— start —
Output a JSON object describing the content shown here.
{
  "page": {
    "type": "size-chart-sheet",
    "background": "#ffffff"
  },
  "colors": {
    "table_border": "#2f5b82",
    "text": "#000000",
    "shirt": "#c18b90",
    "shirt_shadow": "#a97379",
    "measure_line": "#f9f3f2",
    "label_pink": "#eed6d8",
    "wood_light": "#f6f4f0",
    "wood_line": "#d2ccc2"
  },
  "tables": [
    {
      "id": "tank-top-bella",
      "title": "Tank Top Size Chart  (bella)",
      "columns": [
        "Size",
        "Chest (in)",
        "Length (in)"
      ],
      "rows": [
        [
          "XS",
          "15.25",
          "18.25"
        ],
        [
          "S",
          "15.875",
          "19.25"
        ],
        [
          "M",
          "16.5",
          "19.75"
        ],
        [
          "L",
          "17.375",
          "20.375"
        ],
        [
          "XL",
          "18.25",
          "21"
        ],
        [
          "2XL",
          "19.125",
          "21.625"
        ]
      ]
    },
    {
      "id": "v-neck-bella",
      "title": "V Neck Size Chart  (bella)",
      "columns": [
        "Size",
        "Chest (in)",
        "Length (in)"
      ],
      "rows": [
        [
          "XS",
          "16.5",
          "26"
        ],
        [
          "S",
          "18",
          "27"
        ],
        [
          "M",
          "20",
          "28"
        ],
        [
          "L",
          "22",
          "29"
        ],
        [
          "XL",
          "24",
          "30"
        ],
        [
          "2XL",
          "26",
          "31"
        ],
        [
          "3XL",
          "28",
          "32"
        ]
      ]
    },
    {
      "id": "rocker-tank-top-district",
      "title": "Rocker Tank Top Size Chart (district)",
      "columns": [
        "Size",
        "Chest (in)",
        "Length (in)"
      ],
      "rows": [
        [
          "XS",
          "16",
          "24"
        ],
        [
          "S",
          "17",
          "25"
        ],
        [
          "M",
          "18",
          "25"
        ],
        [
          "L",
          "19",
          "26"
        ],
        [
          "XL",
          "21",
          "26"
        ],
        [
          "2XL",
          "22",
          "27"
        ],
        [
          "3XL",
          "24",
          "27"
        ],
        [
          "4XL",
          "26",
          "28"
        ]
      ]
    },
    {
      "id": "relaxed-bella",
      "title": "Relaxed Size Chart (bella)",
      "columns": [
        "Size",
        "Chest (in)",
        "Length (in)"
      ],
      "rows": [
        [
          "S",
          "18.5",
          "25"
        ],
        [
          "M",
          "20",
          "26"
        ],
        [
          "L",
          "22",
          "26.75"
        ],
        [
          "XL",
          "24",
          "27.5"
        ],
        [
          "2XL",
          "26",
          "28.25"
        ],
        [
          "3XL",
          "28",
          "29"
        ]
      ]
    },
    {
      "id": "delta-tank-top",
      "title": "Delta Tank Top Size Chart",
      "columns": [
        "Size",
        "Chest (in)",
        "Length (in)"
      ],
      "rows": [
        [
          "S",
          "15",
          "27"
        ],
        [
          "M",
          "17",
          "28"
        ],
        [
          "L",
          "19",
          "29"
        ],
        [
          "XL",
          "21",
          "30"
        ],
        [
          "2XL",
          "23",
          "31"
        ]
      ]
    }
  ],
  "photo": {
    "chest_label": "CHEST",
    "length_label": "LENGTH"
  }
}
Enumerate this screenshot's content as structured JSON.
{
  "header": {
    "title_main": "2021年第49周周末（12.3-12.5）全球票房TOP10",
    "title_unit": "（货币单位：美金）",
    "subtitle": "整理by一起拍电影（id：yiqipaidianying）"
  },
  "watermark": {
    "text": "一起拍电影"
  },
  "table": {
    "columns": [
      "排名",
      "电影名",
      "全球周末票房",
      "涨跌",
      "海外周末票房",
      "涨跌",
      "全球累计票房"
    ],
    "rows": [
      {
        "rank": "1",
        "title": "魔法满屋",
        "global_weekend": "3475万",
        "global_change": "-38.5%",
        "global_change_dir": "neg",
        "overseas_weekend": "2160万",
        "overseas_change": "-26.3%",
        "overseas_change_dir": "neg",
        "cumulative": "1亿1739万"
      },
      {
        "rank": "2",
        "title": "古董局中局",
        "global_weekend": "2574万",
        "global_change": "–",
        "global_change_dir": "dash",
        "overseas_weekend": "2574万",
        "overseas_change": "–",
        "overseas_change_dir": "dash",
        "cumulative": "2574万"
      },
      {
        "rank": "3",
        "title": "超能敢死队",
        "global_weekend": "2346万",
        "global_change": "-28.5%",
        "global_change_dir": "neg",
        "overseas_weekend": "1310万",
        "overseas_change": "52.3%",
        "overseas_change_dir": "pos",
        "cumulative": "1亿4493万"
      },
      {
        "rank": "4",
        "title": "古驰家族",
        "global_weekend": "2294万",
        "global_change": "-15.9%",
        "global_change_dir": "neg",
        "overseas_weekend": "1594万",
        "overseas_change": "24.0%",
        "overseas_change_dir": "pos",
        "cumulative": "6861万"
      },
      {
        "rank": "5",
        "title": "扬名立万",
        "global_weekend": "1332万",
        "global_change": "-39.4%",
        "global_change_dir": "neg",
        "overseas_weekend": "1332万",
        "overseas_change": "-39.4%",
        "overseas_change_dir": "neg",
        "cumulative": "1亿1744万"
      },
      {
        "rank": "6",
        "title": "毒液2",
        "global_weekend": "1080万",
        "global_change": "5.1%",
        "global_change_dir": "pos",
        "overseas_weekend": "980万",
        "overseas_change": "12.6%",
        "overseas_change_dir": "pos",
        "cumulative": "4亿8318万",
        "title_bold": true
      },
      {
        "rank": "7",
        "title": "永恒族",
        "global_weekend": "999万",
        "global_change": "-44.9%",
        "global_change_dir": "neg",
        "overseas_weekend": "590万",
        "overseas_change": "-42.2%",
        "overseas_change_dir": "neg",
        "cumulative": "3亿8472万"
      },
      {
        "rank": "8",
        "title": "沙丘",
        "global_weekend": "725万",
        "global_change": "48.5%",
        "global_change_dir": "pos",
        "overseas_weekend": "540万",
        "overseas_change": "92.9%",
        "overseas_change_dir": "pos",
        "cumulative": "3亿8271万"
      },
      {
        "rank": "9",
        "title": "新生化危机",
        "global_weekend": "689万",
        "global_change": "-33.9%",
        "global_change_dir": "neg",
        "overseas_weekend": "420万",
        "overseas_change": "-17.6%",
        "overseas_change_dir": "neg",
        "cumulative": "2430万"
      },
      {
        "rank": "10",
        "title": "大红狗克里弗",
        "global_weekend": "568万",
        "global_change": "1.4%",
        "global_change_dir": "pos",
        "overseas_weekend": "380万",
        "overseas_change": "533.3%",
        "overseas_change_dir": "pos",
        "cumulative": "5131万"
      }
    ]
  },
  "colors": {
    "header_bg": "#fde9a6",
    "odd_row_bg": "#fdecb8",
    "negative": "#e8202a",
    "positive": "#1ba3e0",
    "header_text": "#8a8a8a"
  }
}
— end —
> [WORK TO BE COMPLETED] Each record should come back exactly as written.

> [CORRECT OUTPUT]
Output a JSON object describing the content shown here.
{
  "page": {
    "type": "size-chart-sheet",
    "background": "#ffffff"
  },
  "colors": {
    "table_border": "#2f5b82",
    "text": "#000000",
    "shirt": "#c18b90",
    "shirt_shadow": "#a97379",
    "measure_line": "#f9f3f2",
    "label_pink": "#eed6d8",
    "wood_light": "#f6f4f0",
    "wood_line": "#d2ccc2"
  },
  "tables": [
    {
      "id": "tank-top-bella",
      "title": "Tank Top Size Chart  (bella)",
      "columns": [
        "Size",
        "Chest (in)",
        "Length (in)"
      ],
      "rows": [
        [
          "XS",
          "15.25",
          "18.25"
        ],
        [
          "S",
          "15.875",
          "19.25"
        ],
        [
          "M",
          "16.5",
          "19.75"
        ],
        [
          "L",
          "17.375",
          "20.375"
        ],
        [
          "XL",
          "18.25",
          "21"
        ],
        [
          "2XL",
          "19.125",
          "21.625"
        ]
      ]
    },
    {
      "id": "v-neck-bella",
      "title": "V Neck Size Chart  (bella)",
      "columns": [
        "Size",
        "Chest (in)",
        "Length (in)"
      ],
      "rows": [
        [
          "XS",
          "16.5",
          "26"
        ],
        [
          "S",
          "18",
          "27"
        ],
        [
          "M",
          "20",
          "28"
        ],
        [
          "L",
          "22",
          "29"
        ],
        [
          "XL",
          "24",
          "30"
        ],
        [
          "2XL",
          "26",
          "31"
        ],
        [
          "3XL",
          "28",
          "32"
        ]
      ]
    },
    {
      "id": "rocker-tank-top-district",
      "title": "Rocker Tank Top Size Chart (district)",
      "columns": [
        "Size",
        "Chest (in)",
        "Length (in)"
      ],
      "rows": [
        [
          "XS",
          "16",
          "24"
        ],
        [
          "S",
          "17",
          "25"
        ],
        [
          "M",
          "18",
          "25"
        ],
        [
          "L",
          "19",
          "26"
        ],
        [
          "XL",
          "21",
          "26"
        ],
        [
          "2XL",
          "22",
          "27"
        ],
        [
          "3XL",
          "24",
          "27"
        ],
        [
          "4XL",
          "26",
          "28"
        ]
      ]
    },
    {
      "id": "relaxed-bella",
      "title": "Relaxed Size Chart (bella)",
      "columns": [
        "Size",
        "Chest (in)",
        "Length (in)"
      ],
      "rows": [
        [
          "S",
          "18.5",
          "25"
        ],
        [
          "M",
          "20",
          "26"
        ],
        [
          "L",
          "22",
          "26.75"
        ],
        [
          "XL",
          "24",
          "27.5"
        ],
        [
          "2XL",
          "26",
          "28.25"
        ],
        [
          "3XL",
          "28",
          "29"
        ]
      ]
    },
    {
      "id": "delta-tank-top",
      "title": "Delta Tank Top Size Chart",
      "columns": [
        "Size",
        "Chest (in)",
        "Length (in)"
      ],
      "rows": [
        [
          "S",
          "15",
          "27"
        ],
        [
          "M",
          "17",
          "28"
        ],
        [
          "L",
          "19",
          "29"
        ],
        [
          "XL",
          "21",
          "30"
        ],
        [
          "2XL",
          "23",
          "31"
        ]
      ]
    }
  ],
  "photo": {
    "chest_label": "CHEST",
    "length_label": "LENGTH"
  }
}
Enumerate this screenshot's content as structured JSON.
{
  "header": {
    "title_main": "2021年第49周周末（12.3-12.5）全球票房TOP10",
    "title_unit": "（货币单位：美金）",
    "subtitle": "整理by一起拍电影（id：yiqipaidianying）"
  },
  "watermark": {
    "text": "一起拍电影"
  },
  "table": {
    "columns": [
      "排名",
      "电影名",
      "全球周末票房",
      "涨跌",
      "海外周末票房",
      "涨跌",
      "全球累计票房"
    ],
    "rows": [
      {
        "rank": "1",
        "title": "魔法满屋",
        "global_weekend": "3475万",
        "global_change": "-38.5%",
        "global_change_dir": "neg",
        "overseas_weekend": "2160万",
        "overseas_change": "-26.3%",
        "overseas_change_dir": "neg",
        "cumulative": "1亿1739万"
      },
      {
        "rank": "2",
        "title": "古董局中局",
        "global_weekend": "2574万",
        "global_change": "–",
        "global_change_dir": "dash",
        "overseas_weekend": "2574万",
        "overseas_change": "–",
        "overseas_change_dir": "dash",
        "cumulative": "2574万"
      },
      {
        "rank": "3",
        "title": "超能敢死队",
        "global_weekend": "2346万",
        "global_change": "-28.5%",
        "global_change_dir": "neg",
        "overseas_weekend": "1310万",
        "overseas_change": "52.3%",
        "overseas_change_dir": "pos",
        "cumulative": "1亿4493万"
      },
      {
        "rank": "4",
        "title": "古驰家族",
        "global_weekend": "2294万",
        "global_change": "-15.9%",
        "global_change_dir": "neg",
        "overseas_weekend": "1594万",
        "overseas_change": "24.0%",
        "overseas_change_dir": "pos",
        "cumulative": "6861万"
      },
      {
        "rank": "5",
        "title": "扬名立万",
        "global_weekend": "1332万",
        "global_change": "-39.4%",
        "global_change_dir": "neg",
        "overseas_weekend": "1332万",
        "overseas_change": "-39.4%",
        "overseas_change_dir": "neg",
        "cumulative": "1亿1744万"
      },
      {
        "rank": "6",
        "title": "毒液2",
        "global_weekend": "1080万",
        "global_change": "5.1%",
        "global_change_dir": "pos",
        "overseas_weekend": "980万",
        "overseas_change": "12.6%",
        "overseas_change_dir": "pos",
        "cumulative": "4亿8318万",
        "title_bold": true
      },
      {
        "rank": "7",
        "title": "永恒族",
        "global_weekend": "999万",
        "global_change": "-44.9%",
        "global_change_dir": "neg",
        "overseas_weekend": "590万",
        "overseas_change": "-42.2%",
        "overseas_change_dir": "neg",
        "cumulative": "3亿8472万"
      },
      {
        "rank": "8",
        "title": "沙丘",
        "global_weekend": "725万",
        "global_change": "48.5%",
        "global_change_dir": "pos",
        "overseas_weekend": "540万",
        "overseas_change": "92.9%",
        "overseas_change_dir": "pos",
        "cumulative": "3亿8271万"
      },
      {
        "rank": "9",
        "title": "新生化危机",
        "global_weekend": "689万",
        "global_change": "-33.9%",
        "global_change_dir": "neg",
        "overseas_weekend": "420万",
        "overseas_change": "-17.6%",
        "overseas_change_dir": "neg",
        "cumulative": "2430万"
      },
      {
        "rank": "10",
        "title": "大红狗克里弗",
        "global_weekend": "568万",
        "global_change": "1.4%",
        "global_change_dir": "pos",
        "overseas_weekend": "380万",
        "overseas_change": "533.3%",
        "overseas_change_dir": "pos",
        "cumulative": "5131万"
      }
    ]
  },
  "colors": {
    "header_bg": "#fde9a6",
    "odd_row_bg": "#fdecb8",
    "negative": "#e8202a",
    "positive": "#1ba3e0",
    "header_text": "#8a8a8a"
  }
}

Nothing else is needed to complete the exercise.